▸ **Task directions**: In the material below, the lines containing the word "would" are required; copy each of them.

▸ **Given entries**:
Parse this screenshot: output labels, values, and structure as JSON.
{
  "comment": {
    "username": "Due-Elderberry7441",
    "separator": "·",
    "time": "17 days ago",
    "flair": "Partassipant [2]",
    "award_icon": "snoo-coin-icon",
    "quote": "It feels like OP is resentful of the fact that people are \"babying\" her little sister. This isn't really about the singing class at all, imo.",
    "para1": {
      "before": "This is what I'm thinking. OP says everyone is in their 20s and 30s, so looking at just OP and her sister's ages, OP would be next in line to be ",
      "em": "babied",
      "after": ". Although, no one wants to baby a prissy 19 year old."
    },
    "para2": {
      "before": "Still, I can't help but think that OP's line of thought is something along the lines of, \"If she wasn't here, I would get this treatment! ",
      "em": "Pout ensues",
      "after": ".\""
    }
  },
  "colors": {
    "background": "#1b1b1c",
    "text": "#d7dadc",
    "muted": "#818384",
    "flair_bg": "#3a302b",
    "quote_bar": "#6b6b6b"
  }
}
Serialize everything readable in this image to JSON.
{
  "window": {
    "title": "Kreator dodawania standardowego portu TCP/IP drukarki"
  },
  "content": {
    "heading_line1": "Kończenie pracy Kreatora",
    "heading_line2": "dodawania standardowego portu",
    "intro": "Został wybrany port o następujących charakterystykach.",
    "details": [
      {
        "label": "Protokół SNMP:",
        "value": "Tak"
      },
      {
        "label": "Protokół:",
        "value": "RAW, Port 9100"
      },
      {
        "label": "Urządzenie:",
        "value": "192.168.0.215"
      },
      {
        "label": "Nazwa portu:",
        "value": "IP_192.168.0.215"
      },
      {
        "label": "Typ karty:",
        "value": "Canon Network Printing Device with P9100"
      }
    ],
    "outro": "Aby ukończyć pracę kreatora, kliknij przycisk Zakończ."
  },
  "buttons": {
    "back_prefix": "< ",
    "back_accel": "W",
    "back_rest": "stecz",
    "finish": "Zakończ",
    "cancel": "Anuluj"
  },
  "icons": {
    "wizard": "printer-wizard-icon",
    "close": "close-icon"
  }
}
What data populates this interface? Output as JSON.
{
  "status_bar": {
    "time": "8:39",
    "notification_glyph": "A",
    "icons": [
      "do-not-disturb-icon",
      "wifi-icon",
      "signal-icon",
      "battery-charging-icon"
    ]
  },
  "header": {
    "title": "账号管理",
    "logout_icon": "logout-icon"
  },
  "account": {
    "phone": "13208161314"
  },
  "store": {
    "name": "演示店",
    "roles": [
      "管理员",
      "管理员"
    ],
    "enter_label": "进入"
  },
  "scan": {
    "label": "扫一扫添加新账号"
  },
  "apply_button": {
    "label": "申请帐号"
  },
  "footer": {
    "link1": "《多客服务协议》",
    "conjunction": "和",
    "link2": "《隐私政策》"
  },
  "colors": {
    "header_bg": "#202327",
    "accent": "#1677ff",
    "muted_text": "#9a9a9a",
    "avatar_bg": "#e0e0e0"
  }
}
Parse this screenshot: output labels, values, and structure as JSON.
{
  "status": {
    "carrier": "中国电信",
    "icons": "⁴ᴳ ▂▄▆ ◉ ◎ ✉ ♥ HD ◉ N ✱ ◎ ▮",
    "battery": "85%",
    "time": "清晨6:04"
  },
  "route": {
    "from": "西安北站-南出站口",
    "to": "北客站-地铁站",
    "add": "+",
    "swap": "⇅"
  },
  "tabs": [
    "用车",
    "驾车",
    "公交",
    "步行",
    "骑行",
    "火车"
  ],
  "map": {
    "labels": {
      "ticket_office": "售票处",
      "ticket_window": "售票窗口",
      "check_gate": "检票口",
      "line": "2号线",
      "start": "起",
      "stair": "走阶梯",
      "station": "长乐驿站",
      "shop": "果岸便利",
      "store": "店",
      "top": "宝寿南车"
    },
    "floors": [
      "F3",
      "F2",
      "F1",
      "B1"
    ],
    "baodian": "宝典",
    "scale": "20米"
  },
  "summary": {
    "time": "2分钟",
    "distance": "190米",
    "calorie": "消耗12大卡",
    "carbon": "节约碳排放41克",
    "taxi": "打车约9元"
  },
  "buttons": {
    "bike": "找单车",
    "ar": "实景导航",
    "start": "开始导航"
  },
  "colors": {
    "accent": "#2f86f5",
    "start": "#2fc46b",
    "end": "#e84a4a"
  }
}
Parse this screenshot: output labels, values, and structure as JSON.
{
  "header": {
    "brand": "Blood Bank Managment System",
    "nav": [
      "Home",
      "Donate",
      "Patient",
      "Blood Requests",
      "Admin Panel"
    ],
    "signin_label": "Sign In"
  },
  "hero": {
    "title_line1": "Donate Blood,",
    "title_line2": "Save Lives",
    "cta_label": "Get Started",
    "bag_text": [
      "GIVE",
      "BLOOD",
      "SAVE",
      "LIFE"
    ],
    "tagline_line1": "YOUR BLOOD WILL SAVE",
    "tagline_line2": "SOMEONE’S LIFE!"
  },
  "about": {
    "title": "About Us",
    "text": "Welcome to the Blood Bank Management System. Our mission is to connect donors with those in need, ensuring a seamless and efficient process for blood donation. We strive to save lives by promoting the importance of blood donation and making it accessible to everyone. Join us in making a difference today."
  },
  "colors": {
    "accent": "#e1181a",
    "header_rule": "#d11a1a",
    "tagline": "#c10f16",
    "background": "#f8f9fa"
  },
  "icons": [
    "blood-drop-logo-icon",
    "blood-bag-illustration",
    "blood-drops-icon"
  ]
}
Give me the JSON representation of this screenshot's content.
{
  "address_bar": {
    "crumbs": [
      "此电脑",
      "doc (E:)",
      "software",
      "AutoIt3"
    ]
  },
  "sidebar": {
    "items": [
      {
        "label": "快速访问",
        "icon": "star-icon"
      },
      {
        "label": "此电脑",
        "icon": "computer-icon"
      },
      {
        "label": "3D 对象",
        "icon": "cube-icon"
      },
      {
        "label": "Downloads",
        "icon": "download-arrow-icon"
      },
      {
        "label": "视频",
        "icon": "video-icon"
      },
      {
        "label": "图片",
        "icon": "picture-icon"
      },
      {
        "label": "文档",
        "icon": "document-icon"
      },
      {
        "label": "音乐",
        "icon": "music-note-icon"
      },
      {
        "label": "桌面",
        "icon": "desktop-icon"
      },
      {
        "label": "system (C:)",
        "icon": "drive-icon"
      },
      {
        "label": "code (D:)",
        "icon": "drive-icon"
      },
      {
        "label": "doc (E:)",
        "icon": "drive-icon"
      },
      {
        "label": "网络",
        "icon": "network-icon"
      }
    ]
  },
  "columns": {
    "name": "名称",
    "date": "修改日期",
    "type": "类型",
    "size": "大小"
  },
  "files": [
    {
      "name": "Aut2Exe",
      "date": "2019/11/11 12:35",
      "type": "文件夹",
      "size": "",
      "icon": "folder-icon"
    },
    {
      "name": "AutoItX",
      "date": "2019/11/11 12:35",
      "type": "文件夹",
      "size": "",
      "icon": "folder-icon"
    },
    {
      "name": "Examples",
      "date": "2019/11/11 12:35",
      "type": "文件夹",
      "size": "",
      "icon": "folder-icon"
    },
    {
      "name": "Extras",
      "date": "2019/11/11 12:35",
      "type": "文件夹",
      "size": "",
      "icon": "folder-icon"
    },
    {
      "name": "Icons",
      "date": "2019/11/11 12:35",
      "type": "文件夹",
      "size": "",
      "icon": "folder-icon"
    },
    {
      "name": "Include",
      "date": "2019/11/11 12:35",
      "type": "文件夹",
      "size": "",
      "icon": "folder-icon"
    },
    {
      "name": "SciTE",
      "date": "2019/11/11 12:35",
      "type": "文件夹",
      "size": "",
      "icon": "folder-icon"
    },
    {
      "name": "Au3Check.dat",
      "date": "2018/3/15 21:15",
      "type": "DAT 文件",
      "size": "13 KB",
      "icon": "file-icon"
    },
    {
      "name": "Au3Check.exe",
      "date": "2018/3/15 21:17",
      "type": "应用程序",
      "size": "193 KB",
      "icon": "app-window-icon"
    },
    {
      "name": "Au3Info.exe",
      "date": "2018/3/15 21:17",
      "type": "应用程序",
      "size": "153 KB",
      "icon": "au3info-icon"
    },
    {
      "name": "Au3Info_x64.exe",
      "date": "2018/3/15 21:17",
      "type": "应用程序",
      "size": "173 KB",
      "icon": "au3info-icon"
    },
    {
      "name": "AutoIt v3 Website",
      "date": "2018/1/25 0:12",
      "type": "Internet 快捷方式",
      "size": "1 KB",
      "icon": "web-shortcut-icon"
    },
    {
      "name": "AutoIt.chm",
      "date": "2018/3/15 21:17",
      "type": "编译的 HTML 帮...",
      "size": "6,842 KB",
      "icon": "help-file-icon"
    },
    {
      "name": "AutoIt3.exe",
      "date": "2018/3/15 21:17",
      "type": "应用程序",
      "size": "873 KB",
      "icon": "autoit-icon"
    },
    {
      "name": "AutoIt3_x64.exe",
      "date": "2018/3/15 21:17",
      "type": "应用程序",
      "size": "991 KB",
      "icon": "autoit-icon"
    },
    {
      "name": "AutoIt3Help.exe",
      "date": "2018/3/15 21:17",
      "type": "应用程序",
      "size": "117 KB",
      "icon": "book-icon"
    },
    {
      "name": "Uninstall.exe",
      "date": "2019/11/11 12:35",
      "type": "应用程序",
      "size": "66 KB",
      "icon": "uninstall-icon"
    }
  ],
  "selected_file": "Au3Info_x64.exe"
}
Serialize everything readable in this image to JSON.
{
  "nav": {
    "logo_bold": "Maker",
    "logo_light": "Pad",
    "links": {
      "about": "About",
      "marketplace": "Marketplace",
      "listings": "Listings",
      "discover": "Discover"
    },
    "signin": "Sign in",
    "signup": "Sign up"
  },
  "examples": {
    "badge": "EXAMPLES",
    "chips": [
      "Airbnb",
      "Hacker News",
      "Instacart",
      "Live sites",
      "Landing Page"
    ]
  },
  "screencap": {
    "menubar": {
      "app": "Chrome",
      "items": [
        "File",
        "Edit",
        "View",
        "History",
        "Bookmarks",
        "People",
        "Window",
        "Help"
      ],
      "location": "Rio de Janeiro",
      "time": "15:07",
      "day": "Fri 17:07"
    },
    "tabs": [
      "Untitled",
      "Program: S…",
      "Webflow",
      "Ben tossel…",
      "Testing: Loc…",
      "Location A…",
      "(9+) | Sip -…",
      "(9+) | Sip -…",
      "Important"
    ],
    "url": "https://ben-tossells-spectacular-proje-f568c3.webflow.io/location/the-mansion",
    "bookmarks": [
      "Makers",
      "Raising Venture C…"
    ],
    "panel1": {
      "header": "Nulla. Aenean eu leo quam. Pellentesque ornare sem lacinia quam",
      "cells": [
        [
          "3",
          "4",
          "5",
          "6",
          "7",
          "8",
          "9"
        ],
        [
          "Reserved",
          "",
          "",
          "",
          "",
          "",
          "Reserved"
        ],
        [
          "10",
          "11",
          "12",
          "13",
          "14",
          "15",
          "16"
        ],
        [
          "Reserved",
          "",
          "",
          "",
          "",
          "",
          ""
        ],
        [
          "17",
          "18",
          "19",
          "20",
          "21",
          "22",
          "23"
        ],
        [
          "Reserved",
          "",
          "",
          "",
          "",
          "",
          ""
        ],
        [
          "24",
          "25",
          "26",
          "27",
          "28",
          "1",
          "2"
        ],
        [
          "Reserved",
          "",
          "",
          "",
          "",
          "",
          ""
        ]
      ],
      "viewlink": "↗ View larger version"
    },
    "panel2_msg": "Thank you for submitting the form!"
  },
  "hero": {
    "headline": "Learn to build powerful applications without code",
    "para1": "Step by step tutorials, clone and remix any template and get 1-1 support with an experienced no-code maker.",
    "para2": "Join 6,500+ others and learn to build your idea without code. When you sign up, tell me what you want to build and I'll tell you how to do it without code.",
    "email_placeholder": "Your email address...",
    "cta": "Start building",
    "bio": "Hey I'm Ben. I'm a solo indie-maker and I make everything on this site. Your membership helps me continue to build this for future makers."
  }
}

▸ **Output for this task**:
      "before": "This is what I'm thinking. OP says everyone is in their 20s and 30s, so looking at just OP and her sister's ages, OP would be next in line to be ",
      "before": "Still, I can't help but think that OP's line of thought is something along the lines of, \"If she wasn't here, I would get this treatment! ",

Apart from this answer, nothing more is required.